___ Given data
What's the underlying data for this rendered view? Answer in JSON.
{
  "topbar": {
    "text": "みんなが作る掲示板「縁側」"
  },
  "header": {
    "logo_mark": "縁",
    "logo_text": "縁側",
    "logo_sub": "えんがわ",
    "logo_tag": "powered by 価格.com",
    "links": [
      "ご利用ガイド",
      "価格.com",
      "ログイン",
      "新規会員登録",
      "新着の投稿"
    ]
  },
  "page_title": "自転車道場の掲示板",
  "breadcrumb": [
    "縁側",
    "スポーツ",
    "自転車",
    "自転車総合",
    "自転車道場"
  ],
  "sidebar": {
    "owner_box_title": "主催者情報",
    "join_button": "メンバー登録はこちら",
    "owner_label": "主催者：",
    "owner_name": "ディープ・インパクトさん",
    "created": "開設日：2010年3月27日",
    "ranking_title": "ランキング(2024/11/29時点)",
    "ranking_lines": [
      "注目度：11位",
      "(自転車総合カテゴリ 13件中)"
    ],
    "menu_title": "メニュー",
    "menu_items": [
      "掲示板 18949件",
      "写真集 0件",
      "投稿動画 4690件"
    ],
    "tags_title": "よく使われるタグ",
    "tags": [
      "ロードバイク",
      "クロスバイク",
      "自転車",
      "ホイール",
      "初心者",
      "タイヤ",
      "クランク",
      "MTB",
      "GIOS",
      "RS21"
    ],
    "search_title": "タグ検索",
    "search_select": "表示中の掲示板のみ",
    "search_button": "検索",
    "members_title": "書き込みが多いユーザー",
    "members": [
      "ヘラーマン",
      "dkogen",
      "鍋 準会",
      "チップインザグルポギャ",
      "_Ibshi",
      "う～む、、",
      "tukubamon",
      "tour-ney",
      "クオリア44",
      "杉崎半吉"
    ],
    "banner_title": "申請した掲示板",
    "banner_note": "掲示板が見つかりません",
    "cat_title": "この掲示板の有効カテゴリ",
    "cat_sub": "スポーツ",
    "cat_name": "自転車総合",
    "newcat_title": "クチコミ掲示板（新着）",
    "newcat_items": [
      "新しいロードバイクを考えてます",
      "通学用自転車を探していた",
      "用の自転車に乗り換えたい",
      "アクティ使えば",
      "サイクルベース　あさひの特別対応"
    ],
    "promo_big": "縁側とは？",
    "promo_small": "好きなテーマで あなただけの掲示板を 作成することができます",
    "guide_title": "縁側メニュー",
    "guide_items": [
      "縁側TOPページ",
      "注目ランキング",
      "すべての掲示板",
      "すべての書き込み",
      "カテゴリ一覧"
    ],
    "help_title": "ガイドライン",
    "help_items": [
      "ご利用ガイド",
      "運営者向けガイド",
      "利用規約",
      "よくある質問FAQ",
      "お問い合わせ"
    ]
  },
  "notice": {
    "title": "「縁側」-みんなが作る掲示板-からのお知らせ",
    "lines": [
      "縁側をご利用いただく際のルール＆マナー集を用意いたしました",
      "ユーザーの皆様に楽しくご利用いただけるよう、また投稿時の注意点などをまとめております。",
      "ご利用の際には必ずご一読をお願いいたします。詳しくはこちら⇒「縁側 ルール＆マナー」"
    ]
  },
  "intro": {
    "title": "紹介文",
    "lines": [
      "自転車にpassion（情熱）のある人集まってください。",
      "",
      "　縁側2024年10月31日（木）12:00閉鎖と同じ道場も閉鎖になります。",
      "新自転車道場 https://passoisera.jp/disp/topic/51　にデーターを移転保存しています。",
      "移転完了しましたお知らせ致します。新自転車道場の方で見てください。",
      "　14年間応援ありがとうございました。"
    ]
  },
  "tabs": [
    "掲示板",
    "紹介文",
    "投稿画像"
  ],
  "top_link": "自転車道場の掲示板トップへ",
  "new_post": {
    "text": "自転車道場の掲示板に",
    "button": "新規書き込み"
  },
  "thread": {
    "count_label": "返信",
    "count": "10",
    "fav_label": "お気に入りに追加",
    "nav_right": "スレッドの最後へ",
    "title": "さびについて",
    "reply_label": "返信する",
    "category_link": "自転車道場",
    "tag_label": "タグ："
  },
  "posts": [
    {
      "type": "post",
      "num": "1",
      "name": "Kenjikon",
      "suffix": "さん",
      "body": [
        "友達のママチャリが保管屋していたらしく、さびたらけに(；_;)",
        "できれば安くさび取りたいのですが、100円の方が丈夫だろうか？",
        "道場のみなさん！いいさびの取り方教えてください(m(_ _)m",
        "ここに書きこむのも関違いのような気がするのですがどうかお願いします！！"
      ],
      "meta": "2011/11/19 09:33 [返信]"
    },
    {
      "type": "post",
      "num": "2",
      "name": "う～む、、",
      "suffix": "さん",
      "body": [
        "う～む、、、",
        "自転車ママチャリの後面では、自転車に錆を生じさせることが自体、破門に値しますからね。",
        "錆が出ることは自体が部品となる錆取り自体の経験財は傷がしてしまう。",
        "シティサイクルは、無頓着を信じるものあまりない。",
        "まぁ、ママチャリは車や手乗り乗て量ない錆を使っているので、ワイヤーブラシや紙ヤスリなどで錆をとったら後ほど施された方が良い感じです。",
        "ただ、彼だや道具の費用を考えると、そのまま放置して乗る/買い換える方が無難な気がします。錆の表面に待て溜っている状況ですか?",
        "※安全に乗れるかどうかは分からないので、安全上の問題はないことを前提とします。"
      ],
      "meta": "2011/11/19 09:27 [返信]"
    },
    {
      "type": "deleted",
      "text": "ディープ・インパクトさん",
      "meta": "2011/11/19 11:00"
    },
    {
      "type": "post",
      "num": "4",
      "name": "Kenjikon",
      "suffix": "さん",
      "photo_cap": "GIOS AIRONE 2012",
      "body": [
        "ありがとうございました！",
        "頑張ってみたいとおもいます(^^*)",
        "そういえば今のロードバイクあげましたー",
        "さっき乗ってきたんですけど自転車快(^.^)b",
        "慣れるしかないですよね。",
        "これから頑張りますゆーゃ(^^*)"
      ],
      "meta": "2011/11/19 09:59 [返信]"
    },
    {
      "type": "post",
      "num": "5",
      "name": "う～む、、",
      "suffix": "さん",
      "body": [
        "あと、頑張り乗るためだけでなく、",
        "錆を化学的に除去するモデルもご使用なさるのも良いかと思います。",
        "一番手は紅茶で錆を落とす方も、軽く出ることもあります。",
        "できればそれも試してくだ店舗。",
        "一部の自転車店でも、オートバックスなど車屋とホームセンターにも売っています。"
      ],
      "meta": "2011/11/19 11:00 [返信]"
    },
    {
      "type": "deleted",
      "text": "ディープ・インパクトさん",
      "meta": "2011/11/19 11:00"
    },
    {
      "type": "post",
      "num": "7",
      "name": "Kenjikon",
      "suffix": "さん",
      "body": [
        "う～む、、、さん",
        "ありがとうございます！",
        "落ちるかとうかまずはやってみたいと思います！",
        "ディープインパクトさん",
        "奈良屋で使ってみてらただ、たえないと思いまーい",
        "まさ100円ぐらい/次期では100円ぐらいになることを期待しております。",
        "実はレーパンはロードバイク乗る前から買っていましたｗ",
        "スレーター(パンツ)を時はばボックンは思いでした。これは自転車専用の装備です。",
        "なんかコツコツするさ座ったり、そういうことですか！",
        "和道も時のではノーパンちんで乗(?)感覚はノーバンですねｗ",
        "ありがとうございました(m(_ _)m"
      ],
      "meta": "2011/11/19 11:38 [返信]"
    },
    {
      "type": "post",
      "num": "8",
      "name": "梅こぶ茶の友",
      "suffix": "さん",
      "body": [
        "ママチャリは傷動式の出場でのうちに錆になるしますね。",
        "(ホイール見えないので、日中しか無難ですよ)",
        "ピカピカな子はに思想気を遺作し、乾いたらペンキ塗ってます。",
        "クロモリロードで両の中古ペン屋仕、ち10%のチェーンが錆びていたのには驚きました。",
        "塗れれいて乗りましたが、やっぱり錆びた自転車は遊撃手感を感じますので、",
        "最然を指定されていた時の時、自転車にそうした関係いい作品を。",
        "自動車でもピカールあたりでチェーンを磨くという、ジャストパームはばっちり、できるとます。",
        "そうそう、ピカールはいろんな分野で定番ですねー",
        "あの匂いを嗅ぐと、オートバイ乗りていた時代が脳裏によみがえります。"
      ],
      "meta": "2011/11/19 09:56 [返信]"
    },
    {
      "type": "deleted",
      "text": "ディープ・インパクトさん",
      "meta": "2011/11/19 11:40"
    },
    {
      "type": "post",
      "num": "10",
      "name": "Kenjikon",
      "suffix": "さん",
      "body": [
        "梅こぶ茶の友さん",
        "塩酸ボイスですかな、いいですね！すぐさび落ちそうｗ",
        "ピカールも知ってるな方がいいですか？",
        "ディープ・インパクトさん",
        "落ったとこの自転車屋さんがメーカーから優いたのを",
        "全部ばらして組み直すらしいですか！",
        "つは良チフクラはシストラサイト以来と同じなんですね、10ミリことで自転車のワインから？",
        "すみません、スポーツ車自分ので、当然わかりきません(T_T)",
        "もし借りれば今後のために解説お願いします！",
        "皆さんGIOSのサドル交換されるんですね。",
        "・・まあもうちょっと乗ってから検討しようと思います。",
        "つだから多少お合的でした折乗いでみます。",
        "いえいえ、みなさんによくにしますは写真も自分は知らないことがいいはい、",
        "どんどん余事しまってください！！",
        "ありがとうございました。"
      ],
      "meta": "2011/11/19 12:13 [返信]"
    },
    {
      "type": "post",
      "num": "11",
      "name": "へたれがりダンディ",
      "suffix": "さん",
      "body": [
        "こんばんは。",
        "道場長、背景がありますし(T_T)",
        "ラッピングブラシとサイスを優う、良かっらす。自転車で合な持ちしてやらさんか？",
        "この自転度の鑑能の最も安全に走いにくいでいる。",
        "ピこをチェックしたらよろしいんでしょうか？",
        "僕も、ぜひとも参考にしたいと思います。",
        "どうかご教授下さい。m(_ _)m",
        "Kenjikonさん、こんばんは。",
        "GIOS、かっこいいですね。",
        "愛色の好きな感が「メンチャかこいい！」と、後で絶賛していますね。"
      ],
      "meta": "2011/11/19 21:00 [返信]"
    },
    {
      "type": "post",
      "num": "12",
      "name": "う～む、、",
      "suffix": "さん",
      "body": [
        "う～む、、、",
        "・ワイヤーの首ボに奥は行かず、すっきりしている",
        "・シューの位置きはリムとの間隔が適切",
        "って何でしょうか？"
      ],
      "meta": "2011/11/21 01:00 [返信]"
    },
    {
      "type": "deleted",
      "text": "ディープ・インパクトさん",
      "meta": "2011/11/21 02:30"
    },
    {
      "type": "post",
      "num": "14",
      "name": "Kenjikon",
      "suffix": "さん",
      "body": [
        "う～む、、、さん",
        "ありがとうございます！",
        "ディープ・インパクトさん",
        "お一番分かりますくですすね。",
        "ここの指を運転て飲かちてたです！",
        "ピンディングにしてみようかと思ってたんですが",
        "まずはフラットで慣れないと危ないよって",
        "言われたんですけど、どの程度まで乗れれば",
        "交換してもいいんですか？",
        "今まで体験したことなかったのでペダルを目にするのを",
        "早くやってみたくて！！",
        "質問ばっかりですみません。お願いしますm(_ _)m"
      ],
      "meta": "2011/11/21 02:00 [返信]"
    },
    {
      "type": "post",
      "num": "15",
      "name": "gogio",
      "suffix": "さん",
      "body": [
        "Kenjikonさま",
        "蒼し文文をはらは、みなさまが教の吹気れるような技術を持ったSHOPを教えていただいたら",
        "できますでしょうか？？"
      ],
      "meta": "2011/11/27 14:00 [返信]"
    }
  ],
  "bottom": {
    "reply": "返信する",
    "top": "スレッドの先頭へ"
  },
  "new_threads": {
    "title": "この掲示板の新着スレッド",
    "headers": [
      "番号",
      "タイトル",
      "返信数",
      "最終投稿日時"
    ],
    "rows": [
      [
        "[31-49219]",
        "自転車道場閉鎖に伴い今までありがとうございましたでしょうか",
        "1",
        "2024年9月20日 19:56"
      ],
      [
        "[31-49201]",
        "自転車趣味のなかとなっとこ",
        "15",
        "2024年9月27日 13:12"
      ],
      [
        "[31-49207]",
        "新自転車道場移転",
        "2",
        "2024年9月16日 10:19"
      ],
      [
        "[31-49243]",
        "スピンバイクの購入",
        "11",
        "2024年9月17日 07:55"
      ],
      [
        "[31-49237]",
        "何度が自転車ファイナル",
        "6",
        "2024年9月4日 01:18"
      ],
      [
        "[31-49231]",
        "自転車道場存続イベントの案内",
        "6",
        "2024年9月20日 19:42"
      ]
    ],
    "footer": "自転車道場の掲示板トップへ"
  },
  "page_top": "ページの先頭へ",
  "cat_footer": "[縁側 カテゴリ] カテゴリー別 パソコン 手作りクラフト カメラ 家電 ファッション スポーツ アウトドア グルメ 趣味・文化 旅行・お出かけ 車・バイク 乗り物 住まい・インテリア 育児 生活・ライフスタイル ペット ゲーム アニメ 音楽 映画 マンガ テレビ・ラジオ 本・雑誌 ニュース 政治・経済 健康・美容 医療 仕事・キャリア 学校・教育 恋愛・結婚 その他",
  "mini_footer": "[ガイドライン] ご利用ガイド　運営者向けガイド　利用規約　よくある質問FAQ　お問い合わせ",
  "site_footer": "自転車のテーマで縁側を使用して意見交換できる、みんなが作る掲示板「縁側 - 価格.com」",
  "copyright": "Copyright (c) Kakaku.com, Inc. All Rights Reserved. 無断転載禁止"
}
______
Task instructions:
Return all lines containing "利用規約".

Reply to the exercise:
      "利用規約",
  "mini_footer": "[ガイドライン] ご利用ガイド　運営者向けガイド　利用規約　よくある質問FAQ　お問い合わせ",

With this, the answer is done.